TEXT PROVIDED:
# Does Anybody Want to Post Pictures of Their Pet?



## Maud Muller (Aug 10, 2010)

Isn't it great to curl up with a good book with your dog or cat curled up right next to you? Decided to start this thread so everyone can post pictures and brag about how affectionate, smart, cute, or unique their pet dog, cat, bird, fish, turtles, snake, iguana, or ___ (fill in the blank) is. I'll get the ball rolling by posting a picture of our two cats, Moe and Bo. Would you believe that as amazing as they are, they were both "rescues" that no one else wanted? If someone has already started a thread for this, just let me now and I'll post my picture of Moe and Bo over there.

​


----------



## NogDog (May 1, 2009)

Note that there is a related thread with a lot of photos in the "Not Quite Kindle" forum: http://www.kboards.com/index.php/topic,203.0.html (but there are never too many pet pics  ).


----------



## Pushka (Oct 30, 2009)

*<--------------*


----------



## Susan in VA (Apr 3, 2009)

Thanks, Pushka. I'll just steal that, if you don't mind.

SHORT TASK 1: In the pet pictures thread, write out the passage between "## Maud Muller" and "(May 1, 2009)", inclusive, substituting "Milo" for "Moe" throughout.
SHORT TASK 2:
Answer these about the pet pictures thread:
(a) What are the names of the two cats in the first post?
(b) In which forum is the related thread with a lot of photos?
(c) Whom does Susan in VA thank?
Nothing in the rows below matters for what is asked here.

RECORDED DATA:
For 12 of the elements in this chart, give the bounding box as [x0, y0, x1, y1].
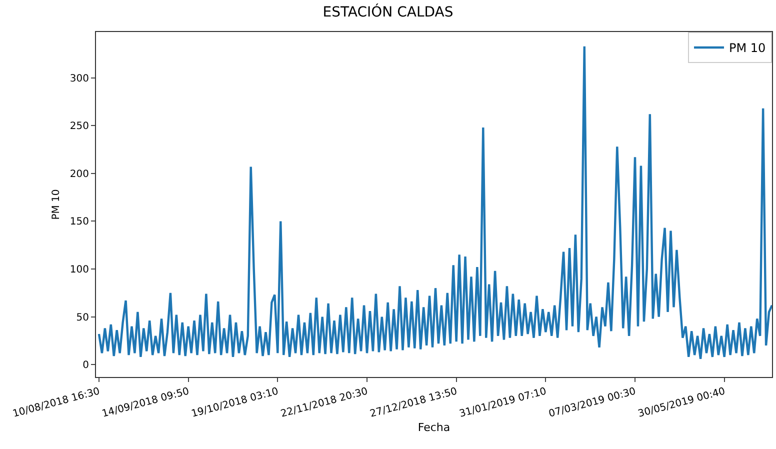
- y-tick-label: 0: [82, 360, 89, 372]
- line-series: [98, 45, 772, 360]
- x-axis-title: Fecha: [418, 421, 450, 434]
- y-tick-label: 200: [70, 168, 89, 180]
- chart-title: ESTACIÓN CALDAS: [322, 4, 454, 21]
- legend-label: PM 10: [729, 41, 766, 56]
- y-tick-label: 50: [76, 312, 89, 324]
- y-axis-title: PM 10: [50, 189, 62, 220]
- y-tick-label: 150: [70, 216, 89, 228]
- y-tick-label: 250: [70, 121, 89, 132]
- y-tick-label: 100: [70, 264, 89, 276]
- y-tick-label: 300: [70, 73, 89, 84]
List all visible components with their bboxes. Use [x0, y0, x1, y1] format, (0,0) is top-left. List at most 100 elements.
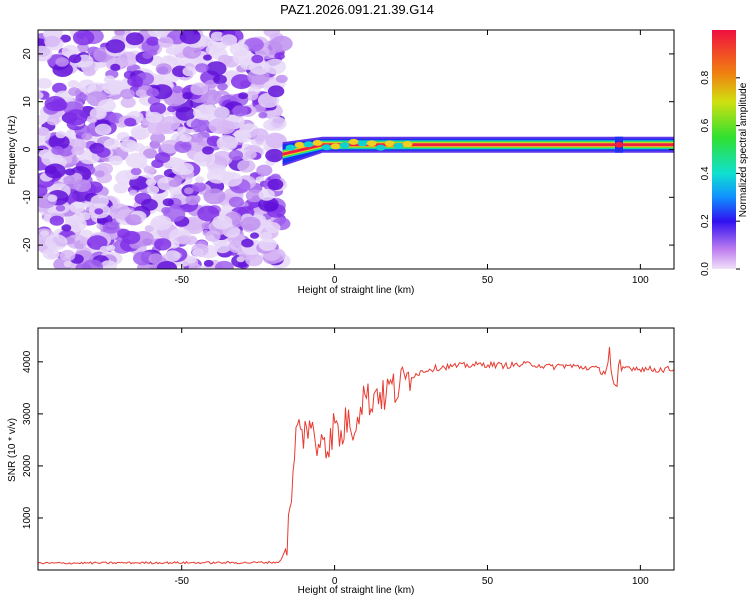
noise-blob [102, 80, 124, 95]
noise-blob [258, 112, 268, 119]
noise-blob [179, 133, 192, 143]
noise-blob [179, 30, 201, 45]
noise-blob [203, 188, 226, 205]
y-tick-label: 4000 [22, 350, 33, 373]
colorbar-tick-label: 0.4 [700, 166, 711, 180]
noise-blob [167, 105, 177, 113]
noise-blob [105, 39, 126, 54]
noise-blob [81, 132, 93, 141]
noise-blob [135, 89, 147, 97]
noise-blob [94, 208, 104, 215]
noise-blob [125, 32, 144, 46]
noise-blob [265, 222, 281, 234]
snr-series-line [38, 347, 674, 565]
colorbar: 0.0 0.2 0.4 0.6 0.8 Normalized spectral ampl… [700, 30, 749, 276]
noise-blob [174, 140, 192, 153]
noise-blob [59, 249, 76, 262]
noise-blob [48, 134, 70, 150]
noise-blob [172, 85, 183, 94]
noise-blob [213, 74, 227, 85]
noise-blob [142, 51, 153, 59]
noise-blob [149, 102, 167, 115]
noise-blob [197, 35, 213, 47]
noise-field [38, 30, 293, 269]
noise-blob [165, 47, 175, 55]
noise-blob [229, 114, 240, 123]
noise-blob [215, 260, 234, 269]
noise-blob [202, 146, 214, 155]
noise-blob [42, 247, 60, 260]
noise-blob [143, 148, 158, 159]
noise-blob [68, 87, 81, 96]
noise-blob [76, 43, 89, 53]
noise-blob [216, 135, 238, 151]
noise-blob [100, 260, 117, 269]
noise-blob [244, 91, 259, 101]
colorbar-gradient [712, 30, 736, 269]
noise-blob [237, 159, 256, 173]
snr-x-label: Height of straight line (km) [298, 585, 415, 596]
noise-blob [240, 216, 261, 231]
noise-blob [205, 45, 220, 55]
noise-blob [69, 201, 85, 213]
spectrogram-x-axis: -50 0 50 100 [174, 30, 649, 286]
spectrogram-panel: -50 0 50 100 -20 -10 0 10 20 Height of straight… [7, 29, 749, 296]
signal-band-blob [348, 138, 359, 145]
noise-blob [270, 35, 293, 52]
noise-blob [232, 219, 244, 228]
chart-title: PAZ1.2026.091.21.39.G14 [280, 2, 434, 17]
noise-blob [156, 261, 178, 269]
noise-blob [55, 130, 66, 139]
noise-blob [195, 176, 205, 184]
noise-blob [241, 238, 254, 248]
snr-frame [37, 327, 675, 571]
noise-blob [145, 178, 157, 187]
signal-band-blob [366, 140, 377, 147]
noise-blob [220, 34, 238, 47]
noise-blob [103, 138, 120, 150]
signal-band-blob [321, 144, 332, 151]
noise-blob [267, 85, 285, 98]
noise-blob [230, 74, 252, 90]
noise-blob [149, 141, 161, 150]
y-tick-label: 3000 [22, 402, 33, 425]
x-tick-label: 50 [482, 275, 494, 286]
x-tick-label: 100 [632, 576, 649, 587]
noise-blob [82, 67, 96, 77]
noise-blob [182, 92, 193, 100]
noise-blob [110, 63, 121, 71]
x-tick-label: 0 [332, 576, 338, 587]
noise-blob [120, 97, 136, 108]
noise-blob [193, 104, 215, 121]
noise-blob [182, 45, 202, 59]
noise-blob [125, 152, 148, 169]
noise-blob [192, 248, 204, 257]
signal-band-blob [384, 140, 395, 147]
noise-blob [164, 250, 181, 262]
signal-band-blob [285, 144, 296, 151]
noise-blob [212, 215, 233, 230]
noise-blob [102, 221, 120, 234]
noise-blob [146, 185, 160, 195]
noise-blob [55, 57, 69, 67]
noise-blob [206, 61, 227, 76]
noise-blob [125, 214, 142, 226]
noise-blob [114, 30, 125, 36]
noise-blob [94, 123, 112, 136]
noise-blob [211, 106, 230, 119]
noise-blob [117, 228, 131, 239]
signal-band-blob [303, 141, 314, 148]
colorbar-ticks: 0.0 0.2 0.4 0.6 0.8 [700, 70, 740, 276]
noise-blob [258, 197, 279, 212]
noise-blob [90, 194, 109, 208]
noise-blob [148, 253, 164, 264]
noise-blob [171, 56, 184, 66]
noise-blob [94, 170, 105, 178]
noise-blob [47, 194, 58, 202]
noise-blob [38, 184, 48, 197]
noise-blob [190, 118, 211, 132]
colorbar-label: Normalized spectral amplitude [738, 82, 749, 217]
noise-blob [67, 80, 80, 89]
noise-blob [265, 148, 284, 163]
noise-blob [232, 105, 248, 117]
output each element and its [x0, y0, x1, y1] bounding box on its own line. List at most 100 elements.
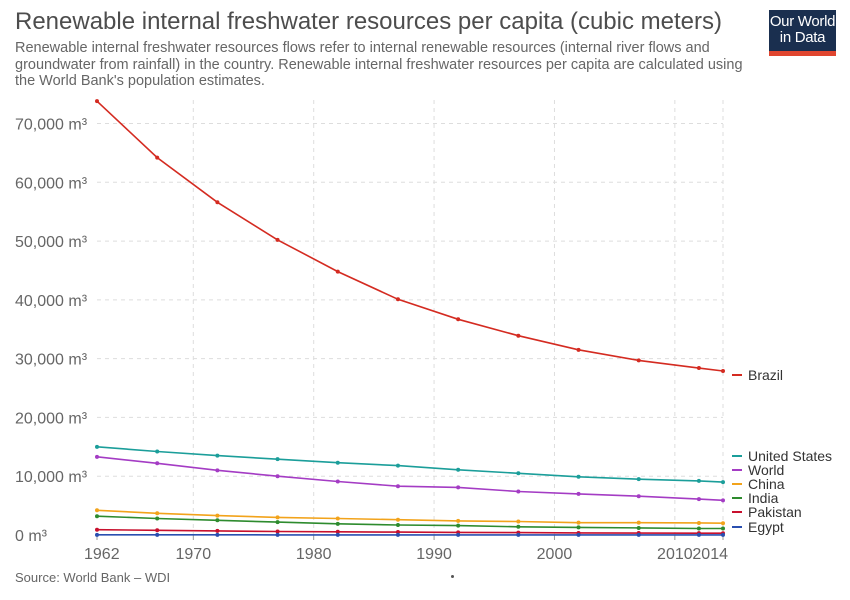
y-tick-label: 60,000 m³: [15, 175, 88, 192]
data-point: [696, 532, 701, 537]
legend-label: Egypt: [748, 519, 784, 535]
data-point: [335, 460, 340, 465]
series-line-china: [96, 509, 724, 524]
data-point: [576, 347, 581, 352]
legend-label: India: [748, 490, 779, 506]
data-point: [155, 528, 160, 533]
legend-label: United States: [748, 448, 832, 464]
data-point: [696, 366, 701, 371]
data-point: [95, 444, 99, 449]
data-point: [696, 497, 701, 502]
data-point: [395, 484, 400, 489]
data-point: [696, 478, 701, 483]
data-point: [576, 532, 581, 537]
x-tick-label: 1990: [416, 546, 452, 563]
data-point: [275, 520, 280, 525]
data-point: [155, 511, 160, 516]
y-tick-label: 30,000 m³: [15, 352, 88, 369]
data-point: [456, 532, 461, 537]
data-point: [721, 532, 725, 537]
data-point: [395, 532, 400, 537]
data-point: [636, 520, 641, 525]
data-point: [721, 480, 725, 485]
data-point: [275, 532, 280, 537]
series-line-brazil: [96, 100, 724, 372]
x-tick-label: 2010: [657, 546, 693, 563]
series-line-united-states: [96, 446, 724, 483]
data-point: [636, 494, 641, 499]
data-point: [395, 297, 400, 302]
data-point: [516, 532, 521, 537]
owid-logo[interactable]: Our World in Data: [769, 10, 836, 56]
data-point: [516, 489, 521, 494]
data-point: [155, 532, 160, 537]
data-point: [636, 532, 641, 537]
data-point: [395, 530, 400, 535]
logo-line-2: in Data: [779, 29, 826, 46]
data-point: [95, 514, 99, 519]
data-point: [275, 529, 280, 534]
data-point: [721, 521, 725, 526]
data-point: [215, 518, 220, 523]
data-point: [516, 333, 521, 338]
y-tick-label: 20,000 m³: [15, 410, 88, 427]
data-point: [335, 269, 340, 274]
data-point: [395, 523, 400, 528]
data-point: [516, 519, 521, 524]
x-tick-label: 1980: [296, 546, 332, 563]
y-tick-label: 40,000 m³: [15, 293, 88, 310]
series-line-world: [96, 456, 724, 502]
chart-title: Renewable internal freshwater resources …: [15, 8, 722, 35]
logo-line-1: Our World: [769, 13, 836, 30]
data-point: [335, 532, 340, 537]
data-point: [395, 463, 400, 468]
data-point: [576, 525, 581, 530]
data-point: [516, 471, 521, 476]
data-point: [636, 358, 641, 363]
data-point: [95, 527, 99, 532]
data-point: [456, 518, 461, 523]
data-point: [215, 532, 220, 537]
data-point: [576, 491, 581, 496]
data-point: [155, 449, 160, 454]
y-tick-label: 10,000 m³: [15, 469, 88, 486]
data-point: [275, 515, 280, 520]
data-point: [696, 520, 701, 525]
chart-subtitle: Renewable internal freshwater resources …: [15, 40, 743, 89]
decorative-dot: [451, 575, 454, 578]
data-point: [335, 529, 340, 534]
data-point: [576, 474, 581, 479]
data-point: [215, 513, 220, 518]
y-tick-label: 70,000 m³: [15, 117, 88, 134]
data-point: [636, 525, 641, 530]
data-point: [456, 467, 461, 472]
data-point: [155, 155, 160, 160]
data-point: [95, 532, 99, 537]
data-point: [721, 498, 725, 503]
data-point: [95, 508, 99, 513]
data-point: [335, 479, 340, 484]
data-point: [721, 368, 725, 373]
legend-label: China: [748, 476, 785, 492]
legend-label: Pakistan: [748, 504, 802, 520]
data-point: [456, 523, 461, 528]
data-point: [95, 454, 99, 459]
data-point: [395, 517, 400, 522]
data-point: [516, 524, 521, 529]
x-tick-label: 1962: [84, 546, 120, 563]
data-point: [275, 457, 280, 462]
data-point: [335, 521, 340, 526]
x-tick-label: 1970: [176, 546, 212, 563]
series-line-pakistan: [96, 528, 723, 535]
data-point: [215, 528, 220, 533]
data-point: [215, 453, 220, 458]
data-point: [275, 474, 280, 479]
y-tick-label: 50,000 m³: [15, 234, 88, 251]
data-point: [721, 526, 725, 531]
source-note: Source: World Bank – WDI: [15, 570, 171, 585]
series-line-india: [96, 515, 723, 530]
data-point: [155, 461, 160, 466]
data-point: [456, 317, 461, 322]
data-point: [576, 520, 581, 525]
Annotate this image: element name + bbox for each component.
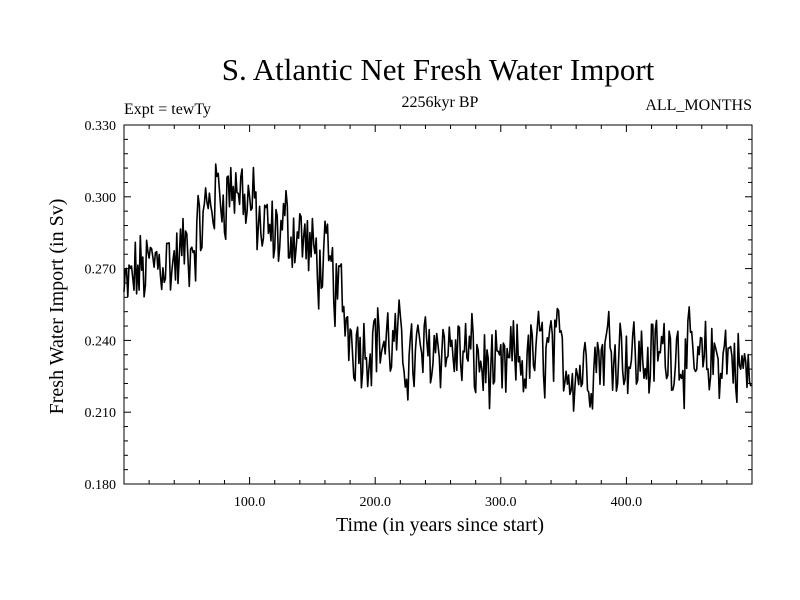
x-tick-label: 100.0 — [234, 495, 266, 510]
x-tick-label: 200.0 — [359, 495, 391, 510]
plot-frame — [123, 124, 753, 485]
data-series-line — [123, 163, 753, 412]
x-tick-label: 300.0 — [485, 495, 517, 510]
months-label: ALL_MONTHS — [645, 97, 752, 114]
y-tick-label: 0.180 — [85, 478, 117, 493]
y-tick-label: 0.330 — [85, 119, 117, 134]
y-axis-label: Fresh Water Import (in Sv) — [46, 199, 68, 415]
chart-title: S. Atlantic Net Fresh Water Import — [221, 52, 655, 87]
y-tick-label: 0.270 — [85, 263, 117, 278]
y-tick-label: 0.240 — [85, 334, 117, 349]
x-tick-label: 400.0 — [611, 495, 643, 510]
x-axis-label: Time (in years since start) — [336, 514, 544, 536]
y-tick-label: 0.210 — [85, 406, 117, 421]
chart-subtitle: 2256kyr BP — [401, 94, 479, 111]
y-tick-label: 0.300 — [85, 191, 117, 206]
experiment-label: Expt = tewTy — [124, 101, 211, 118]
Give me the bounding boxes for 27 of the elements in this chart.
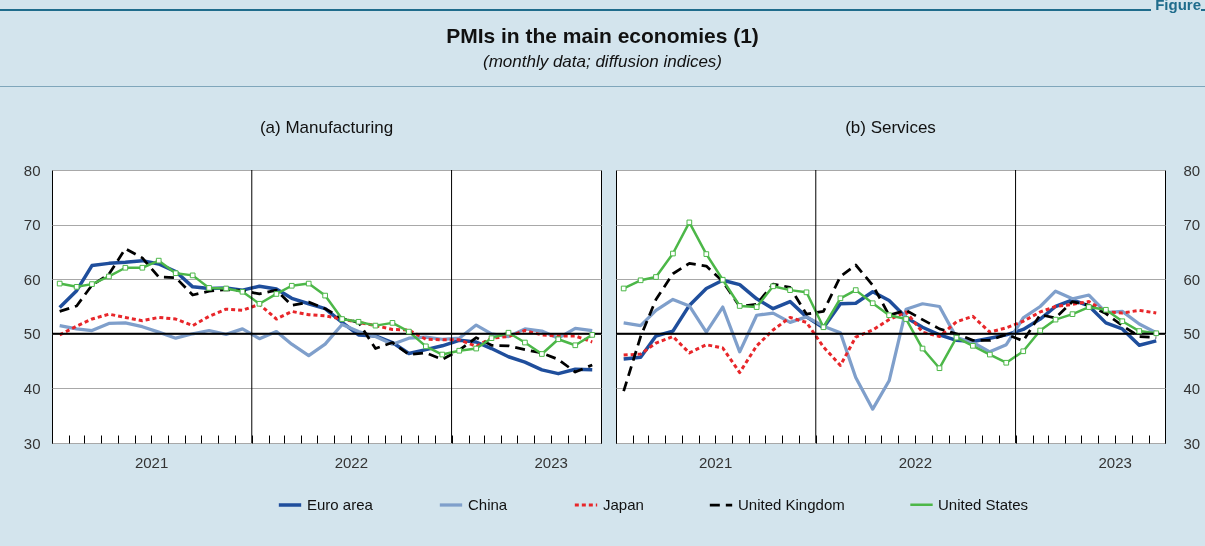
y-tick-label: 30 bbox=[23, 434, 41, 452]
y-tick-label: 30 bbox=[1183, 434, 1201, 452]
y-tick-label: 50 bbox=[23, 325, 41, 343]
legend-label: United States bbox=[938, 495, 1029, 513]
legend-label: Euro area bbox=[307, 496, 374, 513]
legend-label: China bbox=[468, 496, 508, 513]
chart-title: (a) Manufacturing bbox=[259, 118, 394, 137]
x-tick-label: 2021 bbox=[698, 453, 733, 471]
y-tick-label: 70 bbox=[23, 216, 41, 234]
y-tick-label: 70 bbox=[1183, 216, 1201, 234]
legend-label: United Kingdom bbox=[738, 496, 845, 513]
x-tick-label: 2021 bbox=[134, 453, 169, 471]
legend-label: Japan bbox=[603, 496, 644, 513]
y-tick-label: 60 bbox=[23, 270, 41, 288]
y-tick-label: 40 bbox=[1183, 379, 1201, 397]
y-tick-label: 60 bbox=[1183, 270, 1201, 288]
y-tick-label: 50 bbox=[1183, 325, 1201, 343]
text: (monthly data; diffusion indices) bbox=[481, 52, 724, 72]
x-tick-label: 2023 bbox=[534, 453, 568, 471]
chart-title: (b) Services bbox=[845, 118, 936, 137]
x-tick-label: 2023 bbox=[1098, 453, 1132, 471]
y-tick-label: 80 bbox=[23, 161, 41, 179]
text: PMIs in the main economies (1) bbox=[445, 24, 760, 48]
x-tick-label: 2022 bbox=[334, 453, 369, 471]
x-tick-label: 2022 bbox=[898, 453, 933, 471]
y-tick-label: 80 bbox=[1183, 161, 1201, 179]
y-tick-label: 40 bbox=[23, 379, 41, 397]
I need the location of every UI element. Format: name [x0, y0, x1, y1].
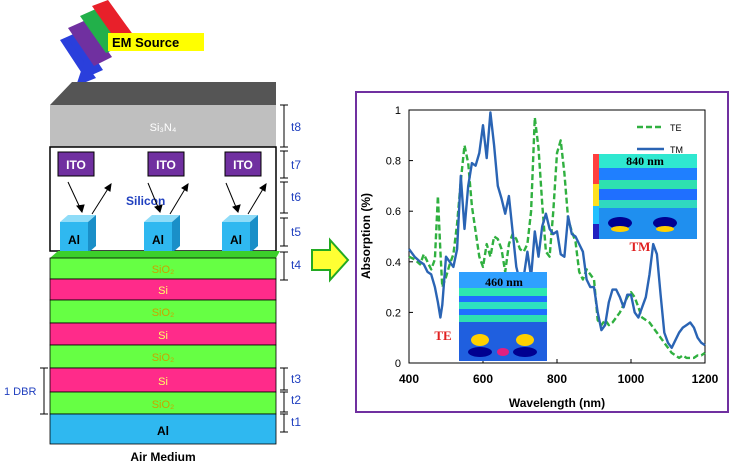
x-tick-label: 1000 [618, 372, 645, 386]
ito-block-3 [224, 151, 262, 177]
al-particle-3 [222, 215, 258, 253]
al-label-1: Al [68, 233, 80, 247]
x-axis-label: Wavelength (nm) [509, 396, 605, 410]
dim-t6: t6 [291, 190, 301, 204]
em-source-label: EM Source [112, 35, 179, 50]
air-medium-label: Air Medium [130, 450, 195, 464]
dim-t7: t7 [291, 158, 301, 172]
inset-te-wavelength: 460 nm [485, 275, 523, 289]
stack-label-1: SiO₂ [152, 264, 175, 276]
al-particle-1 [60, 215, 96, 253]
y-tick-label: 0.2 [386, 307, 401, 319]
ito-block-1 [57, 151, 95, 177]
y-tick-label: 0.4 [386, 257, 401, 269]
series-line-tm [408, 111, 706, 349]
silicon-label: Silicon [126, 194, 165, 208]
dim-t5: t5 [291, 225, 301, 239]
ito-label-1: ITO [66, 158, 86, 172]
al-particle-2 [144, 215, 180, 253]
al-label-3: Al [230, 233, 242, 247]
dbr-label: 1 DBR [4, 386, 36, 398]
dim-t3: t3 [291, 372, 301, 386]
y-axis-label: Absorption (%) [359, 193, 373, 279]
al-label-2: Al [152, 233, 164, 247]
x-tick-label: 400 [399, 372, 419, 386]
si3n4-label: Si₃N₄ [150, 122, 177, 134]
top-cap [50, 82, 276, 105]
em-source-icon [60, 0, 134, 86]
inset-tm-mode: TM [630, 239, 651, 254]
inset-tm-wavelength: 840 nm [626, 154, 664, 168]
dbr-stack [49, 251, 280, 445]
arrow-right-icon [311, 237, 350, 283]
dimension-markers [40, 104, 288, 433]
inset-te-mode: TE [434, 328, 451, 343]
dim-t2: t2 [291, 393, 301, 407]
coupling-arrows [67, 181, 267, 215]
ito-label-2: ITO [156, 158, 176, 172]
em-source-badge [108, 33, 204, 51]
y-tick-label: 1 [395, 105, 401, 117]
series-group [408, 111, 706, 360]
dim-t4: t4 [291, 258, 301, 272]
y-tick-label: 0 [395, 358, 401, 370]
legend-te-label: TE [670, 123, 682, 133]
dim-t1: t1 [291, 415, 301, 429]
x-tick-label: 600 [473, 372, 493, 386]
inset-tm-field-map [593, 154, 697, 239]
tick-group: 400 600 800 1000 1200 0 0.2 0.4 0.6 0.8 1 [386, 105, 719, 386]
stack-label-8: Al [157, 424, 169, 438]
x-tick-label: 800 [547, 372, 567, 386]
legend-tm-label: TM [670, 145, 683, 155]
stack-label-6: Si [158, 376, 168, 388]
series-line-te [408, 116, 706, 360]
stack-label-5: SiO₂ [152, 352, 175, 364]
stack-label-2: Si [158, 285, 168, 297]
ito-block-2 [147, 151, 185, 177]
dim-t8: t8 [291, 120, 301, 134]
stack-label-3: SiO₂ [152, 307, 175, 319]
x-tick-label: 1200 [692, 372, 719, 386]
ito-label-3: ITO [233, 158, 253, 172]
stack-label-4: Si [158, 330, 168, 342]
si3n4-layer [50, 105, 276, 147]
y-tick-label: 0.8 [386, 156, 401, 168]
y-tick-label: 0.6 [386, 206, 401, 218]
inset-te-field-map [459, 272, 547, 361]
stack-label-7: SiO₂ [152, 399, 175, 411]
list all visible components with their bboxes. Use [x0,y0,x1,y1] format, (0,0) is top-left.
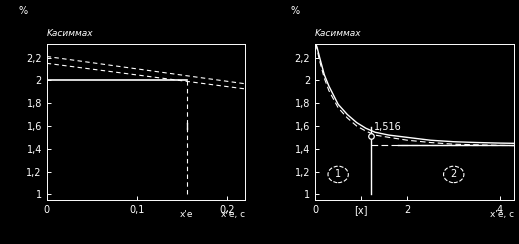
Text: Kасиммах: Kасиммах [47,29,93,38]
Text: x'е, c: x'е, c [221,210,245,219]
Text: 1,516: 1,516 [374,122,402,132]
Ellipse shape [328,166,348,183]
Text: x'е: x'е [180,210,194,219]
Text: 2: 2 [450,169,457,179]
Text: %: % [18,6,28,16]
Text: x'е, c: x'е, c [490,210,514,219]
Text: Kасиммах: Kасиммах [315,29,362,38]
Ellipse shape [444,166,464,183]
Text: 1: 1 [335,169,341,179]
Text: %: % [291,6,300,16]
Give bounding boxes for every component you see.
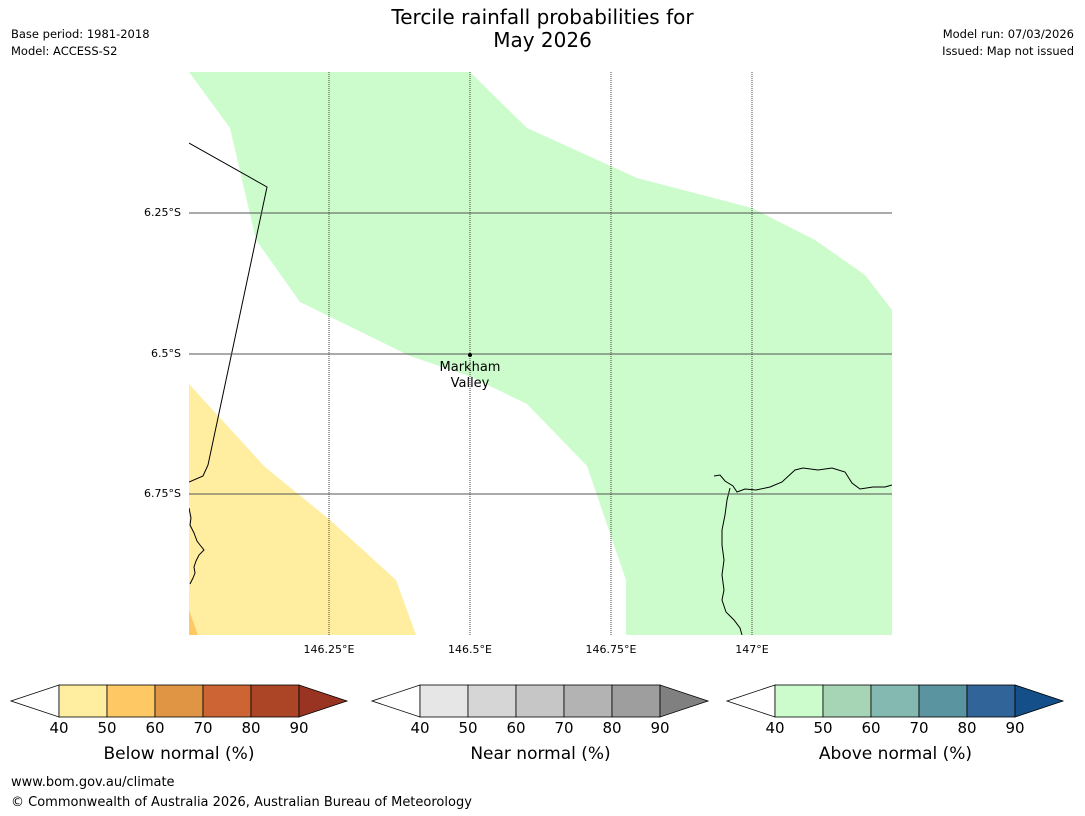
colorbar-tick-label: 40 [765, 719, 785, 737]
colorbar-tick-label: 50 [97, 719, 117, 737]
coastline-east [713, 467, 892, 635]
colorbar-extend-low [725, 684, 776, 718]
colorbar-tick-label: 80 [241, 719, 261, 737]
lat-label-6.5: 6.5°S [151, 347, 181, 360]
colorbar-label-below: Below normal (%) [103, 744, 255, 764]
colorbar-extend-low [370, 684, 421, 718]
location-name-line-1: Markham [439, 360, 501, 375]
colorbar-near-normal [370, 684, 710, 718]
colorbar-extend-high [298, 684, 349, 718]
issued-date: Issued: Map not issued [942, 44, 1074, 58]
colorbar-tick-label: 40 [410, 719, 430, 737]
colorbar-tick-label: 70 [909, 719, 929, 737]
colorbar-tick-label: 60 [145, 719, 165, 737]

WRITTEN RESPONSE 1:
## Maud Muller (Aug 10, 2010)

Isn't it great to curl up with a good book with your dog or cat curled up right next to you? Decided to start this thread so everyone can post pictures and brag about how affectionate, smart, cute, or unique their pet dog, cat, bird, fish, turtles, snake, iguana, or ___ (fill in the blank) is. I'll get the ball rolling by posting a picture of our two cats, Milo and Bo. Would you believe that as amazing as they are, they were both "rescues" that no one else wanted? If someone has already started a thread for this, just let me now and I'll post my picture of Milo and Bo over there.

​


----------



## NogDog (May 1, 2009)

WRITTEN RESPONSE 2:
(a) Moe and Bo
(b) The "Not Quite Kindle" forum
(c) Pushka